-- start Rows --
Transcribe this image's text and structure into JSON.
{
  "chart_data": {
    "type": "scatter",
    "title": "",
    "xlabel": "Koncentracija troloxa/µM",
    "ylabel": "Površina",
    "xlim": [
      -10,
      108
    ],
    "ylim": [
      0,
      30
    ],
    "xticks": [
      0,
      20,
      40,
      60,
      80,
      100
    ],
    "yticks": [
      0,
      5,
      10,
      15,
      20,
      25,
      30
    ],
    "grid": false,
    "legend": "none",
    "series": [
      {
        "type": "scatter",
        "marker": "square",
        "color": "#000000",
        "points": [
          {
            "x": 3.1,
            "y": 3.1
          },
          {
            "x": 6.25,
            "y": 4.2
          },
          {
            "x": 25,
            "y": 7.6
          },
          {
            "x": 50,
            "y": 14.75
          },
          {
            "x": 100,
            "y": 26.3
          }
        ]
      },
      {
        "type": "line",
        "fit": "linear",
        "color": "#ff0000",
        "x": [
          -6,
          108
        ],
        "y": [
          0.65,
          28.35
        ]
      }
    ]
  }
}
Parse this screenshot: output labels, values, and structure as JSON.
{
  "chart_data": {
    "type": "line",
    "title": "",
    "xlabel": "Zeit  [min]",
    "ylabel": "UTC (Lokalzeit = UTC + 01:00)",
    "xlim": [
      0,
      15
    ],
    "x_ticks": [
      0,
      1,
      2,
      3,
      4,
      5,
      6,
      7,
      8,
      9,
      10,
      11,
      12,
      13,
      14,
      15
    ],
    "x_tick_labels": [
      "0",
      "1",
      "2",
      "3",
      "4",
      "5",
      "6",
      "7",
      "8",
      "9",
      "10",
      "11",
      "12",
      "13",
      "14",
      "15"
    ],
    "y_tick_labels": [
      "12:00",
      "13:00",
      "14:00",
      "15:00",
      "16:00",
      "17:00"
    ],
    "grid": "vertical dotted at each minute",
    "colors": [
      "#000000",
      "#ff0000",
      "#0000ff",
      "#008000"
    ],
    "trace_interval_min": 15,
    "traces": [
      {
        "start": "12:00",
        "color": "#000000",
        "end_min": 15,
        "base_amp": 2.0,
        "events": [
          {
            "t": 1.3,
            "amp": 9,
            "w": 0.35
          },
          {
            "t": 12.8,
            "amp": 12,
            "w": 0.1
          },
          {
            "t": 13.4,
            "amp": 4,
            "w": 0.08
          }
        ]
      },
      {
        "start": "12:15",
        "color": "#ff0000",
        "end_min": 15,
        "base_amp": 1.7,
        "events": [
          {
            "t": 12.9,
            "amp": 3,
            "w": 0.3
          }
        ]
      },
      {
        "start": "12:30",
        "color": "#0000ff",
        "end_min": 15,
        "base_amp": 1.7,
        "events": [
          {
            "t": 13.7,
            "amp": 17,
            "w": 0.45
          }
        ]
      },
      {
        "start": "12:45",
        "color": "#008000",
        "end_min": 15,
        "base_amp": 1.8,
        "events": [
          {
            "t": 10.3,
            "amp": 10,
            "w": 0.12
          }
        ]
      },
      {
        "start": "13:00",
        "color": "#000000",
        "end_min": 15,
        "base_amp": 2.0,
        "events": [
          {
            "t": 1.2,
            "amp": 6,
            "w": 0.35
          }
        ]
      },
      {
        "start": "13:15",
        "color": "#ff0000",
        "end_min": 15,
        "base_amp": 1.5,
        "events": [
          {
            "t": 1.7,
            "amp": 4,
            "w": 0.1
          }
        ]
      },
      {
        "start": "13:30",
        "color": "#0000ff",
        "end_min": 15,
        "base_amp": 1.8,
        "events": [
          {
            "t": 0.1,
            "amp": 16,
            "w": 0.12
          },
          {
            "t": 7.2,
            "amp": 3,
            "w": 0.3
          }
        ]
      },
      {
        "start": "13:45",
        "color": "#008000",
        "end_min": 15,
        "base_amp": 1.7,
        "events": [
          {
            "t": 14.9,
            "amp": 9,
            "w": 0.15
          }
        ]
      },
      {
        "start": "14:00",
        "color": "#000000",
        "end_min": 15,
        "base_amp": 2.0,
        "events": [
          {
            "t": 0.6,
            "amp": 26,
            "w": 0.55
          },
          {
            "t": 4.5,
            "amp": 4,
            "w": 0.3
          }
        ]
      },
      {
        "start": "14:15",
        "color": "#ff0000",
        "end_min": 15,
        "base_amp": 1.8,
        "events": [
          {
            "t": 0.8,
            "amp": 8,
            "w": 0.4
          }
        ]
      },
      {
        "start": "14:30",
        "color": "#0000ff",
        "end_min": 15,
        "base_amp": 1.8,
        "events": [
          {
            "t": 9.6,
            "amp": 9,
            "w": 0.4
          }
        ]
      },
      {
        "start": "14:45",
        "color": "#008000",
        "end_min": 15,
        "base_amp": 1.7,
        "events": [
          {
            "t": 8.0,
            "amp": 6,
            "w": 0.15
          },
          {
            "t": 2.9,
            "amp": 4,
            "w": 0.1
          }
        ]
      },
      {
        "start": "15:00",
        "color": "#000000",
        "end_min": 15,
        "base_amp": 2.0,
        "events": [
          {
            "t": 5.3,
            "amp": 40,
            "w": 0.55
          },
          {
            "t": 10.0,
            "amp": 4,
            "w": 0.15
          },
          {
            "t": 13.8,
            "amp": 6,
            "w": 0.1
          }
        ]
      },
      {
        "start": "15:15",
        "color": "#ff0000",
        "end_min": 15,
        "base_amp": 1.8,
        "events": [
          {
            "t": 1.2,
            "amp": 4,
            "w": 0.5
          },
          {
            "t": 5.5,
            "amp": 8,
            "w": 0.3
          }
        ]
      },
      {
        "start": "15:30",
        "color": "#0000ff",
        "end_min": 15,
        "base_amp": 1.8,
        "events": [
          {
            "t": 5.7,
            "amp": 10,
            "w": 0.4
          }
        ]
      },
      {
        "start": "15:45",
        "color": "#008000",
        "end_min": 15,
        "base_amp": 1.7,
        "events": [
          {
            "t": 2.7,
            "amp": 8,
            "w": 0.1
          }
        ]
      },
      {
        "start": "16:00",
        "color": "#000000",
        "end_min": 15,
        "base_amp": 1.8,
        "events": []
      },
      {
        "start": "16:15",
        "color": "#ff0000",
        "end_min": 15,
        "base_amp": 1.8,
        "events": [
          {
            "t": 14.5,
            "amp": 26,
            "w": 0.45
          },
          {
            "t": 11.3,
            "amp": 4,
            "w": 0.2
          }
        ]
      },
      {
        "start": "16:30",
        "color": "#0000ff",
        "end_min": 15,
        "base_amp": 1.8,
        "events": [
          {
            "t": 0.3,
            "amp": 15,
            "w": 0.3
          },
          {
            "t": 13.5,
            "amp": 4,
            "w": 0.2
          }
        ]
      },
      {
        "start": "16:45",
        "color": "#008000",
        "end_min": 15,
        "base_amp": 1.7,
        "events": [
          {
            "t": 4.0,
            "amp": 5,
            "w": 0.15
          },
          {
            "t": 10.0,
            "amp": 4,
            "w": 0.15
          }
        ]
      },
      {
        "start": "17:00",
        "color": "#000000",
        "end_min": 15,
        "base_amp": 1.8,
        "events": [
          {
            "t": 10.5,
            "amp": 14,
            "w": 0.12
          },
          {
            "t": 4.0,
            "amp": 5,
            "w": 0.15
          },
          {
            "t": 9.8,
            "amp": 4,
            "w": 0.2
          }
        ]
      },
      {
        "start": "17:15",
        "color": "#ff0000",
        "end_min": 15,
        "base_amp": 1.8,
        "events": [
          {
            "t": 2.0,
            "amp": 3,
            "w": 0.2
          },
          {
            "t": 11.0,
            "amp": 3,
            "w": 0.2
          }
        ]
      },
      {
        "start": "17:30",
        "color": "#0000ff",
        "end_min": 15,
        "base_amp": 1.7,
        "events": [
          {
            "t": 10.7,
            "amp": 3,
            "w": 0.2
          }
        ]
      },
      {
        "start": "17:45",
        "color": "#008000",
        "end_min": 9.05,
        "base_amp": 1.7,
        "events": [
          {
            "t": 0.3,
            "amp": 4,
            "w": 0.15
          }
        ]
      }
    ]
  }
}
-- end Rows --
*Job*. Scan the material above. Copy each line that holds the word "xlabel".

*Result*.
    "xlabel": "Koncentracija troloxa/µM",
    "xlabel": "Zeit  [min]",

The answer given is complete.